Dataset items
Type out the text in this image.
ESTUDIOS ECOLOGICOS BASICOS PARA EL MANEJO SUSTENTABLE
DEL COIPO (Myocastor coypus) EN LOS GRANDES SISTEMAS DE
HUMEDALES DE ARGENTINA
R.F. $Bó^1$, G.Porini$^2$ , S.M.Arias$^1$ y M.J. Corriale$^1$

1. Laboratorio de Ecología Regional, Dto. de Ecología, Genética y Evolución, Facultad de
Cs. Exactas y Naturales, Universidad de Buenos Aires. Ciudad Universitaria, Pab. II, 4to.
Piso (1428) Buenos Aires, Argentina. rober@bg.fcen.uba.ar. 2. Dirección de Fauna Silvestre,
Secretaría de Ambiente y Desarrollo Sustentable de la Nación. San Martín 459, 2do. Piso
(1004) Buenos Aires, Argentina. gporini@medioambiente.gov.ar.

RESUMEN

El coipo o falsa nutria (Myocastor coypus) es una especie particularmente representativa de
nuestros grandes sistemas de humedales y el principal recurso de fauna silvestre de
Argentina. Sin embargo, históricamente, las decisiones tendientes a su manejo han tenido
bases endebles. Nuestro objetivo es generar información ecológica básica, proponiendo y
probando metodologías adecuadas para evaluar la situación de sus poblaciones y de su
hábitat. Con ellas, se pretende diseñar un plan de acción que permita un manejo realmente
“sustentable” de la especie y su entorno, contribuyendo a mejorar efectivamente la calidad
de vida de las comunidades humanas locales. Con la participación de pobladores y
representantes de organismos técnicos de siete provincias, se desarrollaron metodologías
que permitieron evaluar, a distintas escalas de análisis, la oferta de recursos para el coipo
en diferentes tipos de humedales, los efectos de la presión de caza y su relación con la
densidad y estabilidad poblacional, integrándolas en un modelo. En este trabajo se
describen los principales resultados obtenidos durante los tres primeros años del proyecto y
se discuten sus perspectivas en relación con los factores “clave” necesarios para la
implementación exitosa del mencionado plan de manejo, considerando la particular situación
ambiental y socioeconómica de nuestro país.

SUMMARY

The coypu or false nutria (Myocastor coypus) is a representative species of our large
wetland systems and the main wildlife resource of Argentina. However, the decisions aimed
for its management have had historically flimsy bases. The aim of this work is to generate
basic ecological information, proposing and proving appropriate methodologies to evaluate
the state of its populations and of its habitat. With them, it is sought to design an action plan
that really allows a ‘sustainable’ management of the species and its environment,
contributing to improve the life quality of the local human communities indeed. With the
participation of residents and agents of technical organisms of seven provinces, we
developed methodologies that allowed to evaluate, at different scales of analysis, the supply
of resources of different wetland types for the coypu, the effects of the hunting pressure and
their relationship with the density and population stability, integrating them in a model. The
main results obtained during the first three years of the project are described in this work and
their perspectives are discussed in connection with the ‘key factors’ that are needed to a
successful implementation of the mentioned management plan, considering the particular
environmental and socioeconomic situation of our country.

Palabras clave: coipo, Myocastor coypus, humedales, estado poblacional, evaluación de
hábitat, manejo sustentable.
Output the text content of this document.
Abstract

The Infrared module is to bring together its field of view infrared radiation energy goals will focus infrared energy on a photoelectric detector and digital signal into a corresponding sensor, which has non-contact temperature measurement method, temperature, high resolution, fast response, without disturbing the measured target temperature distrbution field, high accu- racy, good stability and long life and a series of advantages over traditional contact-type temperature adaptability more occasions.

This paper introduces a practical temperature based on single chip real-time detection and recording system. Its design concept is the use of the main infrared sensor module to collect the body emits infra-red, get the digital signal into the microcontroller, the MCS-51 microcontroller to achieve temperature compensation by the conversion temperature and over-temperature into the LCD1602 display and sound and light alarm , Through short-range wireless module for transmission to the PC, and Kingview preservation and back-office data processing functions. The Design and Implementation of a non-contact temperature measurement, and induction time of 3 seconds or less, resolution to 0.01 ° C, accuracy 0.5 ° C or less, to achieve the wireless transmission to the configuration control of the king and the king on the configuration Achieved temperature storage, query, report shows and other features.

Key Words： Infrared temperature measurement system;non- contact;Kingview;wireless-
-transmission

→ STATED TASK
In the material above, find the lines that contain "evaluar" and show them.

→ SOLUTION BELOW
probando metodologías adecuadas para evaluar la situación de sus poblaciones y de su
que permitieron evaluar, a distintas escalas de análisis, la oferta de recursos para el coipo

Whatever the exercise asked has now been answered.